▶ STATED EXERCISE:
Copy every line, leaving nothing out and adding nothing.

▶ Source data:
Start
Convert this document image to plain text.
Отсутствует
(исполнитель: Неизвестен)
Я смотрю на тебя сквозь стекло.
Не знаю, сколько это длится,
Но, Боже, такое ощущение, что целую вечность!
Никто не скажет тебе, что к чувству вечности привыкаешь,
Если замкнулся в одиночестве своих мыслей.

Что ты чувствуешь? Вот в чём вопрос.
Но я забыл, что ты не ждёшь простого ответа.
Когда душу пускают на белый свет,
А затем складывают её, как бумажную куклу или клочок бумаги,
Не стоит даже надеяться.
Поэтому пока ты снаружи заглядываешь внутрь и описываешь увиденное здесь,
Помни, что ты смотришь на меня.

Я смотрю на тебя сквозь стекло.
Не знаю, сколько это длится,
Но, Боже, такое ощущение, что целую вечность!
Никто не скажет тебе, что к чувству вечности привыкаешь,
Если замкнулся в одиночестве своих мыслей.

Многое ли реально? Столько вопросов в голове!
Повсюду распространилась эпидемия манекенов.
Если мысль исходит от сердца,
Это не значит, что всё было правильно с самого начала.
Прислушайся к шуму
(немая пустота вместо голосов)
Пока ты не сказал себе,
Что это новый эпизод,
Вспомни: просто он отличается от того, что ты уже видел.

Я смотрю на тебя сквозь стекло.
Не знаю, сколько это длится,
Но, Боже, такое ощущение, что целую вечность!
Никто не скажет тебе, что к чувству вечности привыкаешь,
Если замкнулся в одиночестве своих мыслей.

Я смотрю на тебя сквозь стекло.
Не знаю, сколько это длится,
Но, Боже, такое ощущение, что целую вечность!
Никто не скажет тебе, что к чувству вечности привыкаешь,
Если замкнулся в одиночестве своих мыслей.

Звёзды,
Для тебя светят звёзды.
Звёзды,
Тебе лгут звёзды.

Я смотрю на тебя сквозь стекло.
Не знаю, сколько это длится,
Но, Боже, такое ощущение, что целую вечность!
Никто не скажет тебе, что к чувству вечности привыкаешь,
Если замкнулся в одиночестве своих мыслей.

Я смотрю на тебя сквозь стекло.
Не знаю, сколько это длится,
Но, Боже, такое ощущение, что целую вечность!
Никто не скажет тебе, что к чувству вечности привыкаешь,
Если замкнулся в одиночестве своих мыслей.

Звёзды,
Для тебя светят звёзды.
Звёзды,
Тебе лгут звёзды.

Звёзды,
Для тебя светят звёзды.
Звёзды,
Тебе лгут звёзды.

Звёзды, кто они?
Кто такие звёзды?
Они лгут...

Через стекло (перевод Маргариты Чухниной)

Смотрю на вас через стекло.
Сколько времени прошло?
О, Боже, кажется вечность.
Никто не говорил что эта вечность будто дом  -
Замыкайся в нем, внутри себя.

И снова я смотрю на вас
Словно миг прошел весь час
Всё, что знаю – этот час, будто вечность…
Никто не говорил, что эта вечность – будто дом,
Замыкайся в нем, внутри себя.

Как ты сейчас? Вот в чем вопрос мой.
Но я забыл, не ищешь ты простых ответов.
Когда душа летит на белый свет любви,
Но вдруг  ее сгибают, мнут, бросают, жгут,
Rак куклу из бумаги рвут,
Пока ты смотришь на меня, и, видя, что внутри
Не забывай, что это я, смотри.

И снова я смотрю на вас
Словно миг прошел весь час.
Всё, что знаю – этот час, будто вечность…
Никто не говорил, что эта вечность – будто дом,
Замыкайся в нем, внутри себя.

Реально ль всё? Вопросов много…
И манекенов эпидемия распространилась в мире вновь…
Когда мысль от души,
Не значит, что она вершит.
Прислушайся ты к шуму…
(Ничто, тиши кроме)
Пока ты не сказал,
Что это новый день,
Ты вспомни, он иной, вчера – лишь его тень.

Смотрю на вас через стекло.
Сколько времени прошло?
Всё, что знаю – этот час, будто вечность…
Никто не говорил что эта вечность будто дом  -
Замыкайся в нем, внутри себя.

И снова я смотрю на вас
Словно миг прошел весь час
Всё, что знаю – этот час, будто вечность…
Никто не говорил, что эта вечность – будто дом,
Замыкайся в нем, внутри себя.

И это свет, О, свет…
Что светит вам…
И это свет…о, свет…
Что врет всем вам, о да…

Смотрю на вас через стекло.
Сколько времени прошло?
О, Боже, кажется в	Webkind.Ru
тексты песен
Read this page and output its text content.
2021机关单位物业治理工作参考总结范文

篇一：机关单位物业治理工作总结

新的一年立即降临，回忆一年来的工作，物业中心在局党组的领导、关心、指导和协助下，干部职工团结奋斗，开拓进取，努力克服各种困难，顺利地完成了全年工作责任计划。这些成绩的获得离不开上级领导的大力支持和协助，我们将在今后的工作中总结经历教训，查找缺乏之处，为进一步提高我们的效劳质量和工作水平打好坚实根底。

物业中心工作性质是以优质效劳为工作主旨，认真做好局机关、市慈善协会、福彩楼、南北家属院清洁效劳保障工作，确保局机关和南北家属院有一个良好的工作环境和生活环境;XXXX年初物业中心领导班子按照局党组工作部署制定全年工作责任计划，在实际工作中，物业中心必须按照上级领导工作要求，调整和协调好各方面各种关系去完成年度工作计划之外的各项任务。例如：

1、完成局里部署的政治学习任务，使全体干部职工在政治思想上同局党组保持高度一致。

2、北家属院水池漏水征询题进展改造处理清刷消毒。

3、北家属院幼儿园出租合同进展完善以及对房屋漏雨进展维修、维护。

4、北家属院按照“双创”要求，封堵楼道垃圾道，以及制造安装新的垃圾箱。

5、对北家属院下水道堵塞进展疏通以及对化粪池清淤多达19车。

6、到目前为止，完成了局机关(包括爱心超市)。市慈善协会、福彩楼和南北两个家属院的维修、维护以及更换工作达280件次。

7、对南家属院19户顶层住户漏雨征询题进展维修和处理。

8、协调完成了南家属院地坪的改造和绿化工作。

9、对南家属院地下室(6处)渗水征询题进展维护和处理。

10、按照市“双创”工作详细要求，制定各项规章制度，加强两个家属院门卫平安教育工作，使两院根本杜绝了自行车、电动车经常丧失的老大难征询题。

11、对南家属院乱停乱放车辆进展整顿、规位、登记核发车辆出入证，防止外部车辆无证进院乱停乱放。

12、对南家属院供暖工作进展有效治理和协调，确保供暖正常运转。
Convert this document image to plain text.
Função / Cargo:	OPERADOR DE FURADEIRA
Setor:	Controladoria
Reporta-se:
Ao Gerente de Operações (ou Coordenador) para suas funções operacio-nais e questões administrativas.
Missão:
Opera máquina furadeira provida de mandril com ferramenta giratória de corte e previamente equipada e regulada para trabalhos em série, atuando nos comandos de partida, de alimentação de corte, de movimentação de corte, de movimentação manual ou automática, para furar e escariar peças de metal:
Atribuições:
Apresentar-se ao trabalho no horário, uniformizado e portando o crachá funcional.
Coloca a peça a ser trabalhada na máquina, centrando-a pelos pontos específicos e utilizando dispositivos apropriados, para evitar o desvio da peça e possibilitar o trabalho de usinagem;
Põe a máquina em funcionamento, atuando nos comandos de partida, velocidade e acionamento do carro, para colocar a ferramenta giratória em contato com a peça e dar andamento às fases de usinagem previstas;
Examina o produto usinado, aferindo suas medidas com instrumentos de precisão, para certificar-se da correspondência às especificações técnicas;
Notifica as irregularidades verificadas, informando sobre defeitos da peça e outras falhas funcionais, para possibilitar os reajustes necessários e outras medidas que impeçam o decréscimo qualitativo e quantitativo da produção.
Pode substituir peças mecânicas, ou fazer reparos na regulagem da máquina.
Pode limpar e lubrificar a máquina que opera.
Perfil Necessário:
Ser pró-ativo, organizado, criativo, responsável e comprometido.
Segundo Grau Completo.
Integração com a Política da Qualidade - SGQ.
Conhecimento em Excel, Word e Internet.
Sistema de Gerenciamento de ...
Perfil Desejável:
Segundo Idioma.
End
▶ EXPECTED ANSWER:
Convert this document image to plain text.
Отсутствует
(исполнитель: Неизвестен)
Я смотрю на тебя сквозь стекло.
Не знаю, сколько это длится,
Но, Боже, такое ощущение, что целую вечность!
Никто не скажет тебе, что к чувству вечности привыкаешь,
Если замкнулся в одиночестве своих мыслей.

Что ты чувствуешь? Вот в чём вопрос.
Но я забыл, что ты не ждёшь простого ответа.
Когда душу пускают на белый свет,
А затем складывают её, как бумажную куклу или клочок бумаги,
Не стоит даже надеяться.
Поэтому пока ты снаружи заглядываешь внутрь и описываешь увиденное здесь,
Помни, что ты смотришь на меня.

Я смотрю на тебя сквозь стекло.
Не знаю, сколько это длится,
Но, Боже, такое ощущение, что целую вечность!
Никто не скажет тебе, что к чувству вечности привыкаешь,
Если замкнулся в одиночестве своих мыслей.

Многое ли реально? Столько вопросов в голове!
Повсюду распространилась эпидемия манекенов.
Если мысль исходит от сердца,
Это не значит, что всё было правильно с самого начала.
Прислушайся к шуму
(немая пустота вместо голосов)
Пока ты не сказал себе,
Что это новый эпизод,
Вспомни: просто он отличается от того, что ты уже видел.

Я смотрю на тебя сквозь стекло.
Не знаю, сколько это длится,
Но, Боже, такое ощущение, что целую вечность!
Никто не скажет тебе, что к чувству вечности привыкаешь,
Если замкнулся в одиночестве своих мыслей.

Я смотрю на тебя сквозь стекло.
Не знаю, сколько это длится,
Но, Боже, такое ощущение, что целую вечность!
Никто не скажет тебе, что к чувству вечности привыкаешь,
Если замкнулся в одиночестве своих мыслей.

Звёзды,
Для тебя светят звёзды.
Звёзды,
Тебе лгут звёзды.

Я смотрю на тебя сквозь стекло.
Не знаю, сколько это длится,
Но, Боже, такое ощущение, что целую вечность!
Никто не скажет тебе, что к чувству вечности привыкаешь,
Если замкнулся в одиночестве своих мыслей.

Я смотрю на тебя сквозь стекло.
Не знаю, сколько это длится,
Но, Боже, такое ощущение, что целую вечность!
Никто не скажет тебе, что к чувству вечности привыкаешь,
Если замкнулся в одиночестве своих мыслей.

Звёзды,
Для тебя светят звёзды.
Звёзды,
Тебе лгут звёзды.

Звёзды,
Для тебя светят звёзды.
Звёзды,
Тебе лгут звёзды.

Звёзды, кто они?
Кто такие звёзды?
Они лгут...

Через стекло (перевод Маргариты Чухниной)

Смотрю на вас через стекло.
Сколько времени прошло?
О, Боже, кажется вечность.
Никто не говорил что эта вечность будто дом  -
Замыкайся в нем, внутри себя.

И снова я смотрю на вас
Словно миг прошел весь час
Всё, что знаю – этот час, будто вечность…
Никто не говорил, что эта вечность – будто дом,
Замыкайся в нем, внутри себя.

Как ты сейчас? Вот в чем вопрос мой.
Но я забыл, не ищешь ты простых ответов.
Когда душа летит на белый свет любви,
Но вдруг  ее сгибают, мнут, бросают, жгут,
Rак куклу из бумаги рвут,
Пока ты смотришь на меня, и, видя, что внутри
Не забывай, что это я, смотри.

И снова я смотрю на вас
Словно миг прошел весь час.
Всё, что знаю – этот час, будто вечность…
Никто не говорил, что эта вечность – будто дом,
Замыкайся в нем, внутри себя.

Реально ль всё? Вопросов много…
И манекенов эпидемия распространилась в мире вновь…
Когда мысль от души,
Не значит, что она вершит.
Прислушайся ты к шуму…
(Ничто, тиши кроме)
Пока ты не сказал,
Что это новый день,
Ты вспомни, он иной, вчера – лишь его тень.

Смотрю на вас через стекло.
Сколько времени прошло?
Всё, что знаю – этот час, будто вечность…
Никто не говорил что эта вечность будто дом  -
Замыкайся в нем, внутри себя.

И снова я смотрю на вас
Словно миг прошел весь час
Всё, что знаю – этот час, будто вечность…
Никто не говорил, что эта вечность – будто дом,
Замыкайся в нем, внутри себя.

И это свет, О, свет…
Что светит вам…
И это свет…о, свет…
Что врет всем вам, о да…

Смотрю на вас через стекло.
Сколько времени прошло?
О, Боже, кажется в	Webkind.Ru
тексты песен
Read this page and output its text content.
2021机关单位物业治理工作参考总结范文

篇一：机关单位物业治理工作总结

新的一年立即降临，回忆一年来的工作，物业中心在局党组的领导、关心、指导和协助下，干部职工团结奋斗，开拓进取，努力克服各种困难，顺利地完成了全年工作责任计划。这些成绩的获得离不开上级领导的大力支持和协助，我们将在今后的工作中总结经历教训，查找缺乏之处，为进一步提高我们的效劳质量和工作水平打好坚实根底。

物业中心工作性质是以优质效劳为工作主旨，认真做好局机关、市慈善协会、福彩楼、南北家属院清洁效劳保障工作，确保局机关和南北家属院有一个良好的工作环境和生活环境;XXXX年初物业中心领导班子按照局党组工作部署制定全年工作责任计划，在实际工作中，物业中心必须按照上级领导工作要求，调整和协调好各方面各种关系去完成年度工作计划之外的各项任务。例如：

1、完成局里部署的政治学习任务，使全体干部职工在政治思想上同局党组保持高度一致。

2、北家属院水池漏水征询题进展改造处理清刷消毒。

3、北家属院幼儿园出租合同进展完善以及对房屋漏雨进展维修、维护。

4、北家属院按照“双创”要求，封堵楼道垃圾道，以及制造安装新的垃圾箱。

5、对北家属院下水道堵塞进展疏通以及对化粪池清淤多达19车。

6、到目前为止，完成了局机关(包括爱心超市)。市慈善协会、福彩楼和南北两个家属院的维修、维护以及更换工作达280件次。

7、对南家属院19户顶层住户漏雨征询题进展维修和处理。

8、协调完成了南家属院地坪的改造和绿化工作。

9、对南家属院地下室(6处)渗水征询题进展维护和处理。

10、按照市“双创”工作详细要求，制定各项规章制度，加强两个家属院门卫平安教育工作，使两院根本杜绝了自行车、电动车经常丧失的老大难征询题。

11、对南家属院乱停乱放车辆进展整顿、规位、登记核发车辆出入证，防止外部车辆无证进院乱停乱放。

12、对南家属院供暖工作进展有效治理和协调，确保供暖正常运转。
Convert this document image to plain text.
Função / Cargo:	OPERADOR DE FURADEIRA
Setor:	Controladoria
Reporta-se:
Ao Gerente de Operações (ou Coordenador) para suas funções operacio-nais e questões administrativas.
Missão:
Opera máquina furadeira provida de mandril com ferramenta giratória de corte e previamente equipada e regulada para trabalhos em série, atuando nos comandos de partida, de alimentação de corte, de movimentação de corte, de movimentação manual ou automática, para furar e escariar peças de metal:
Atribuições:
Apresentar-se ao trabalho no horário, uniformizado e portando o crachá funcional.
Coloca a peça a ser trabalhada na máquina, centrando-a pelos pontos específicos e utilizando dispositivos apropriados, para evitar o desvio da peça e possibilitar o trabalho de usinagem;
Põe a máquina em funcionamento, atuando nos comandos de partida, velocidade e acionamento do carro, para colocar a ferramenta giratória em contato com a peça e dar andamento às fases de usinagem previstas;
Examina o produto usinado, aferindo suas medidas com instrumentos de precisão, para certificar-se da correspondência às especificações técnicas;
Notifica as irregularidades verificadas, informando sobre defeitos da peça e outras falhas funcionais, para possibilitar os reajustes necessários e outras medidas que impeçam o decréscimo qualitativo e quantitativo da produção.
Pode substituir peças mecânicas, ou fazer reparos na regulagem da máquina.
Pode limpar e lubrificar a máquina que opera.
Perfil Necessário:
Ser pró-ativo, organizado, criativo, responsável e comprometido.
Segundo Grau Completo.
Integração com a Política da Qualidade - SGQ.
Conhecimento em Excel, Word e Internet.
Sistema de Gerenciamento de ...
Perfil Desejável:
Segundo Idioma.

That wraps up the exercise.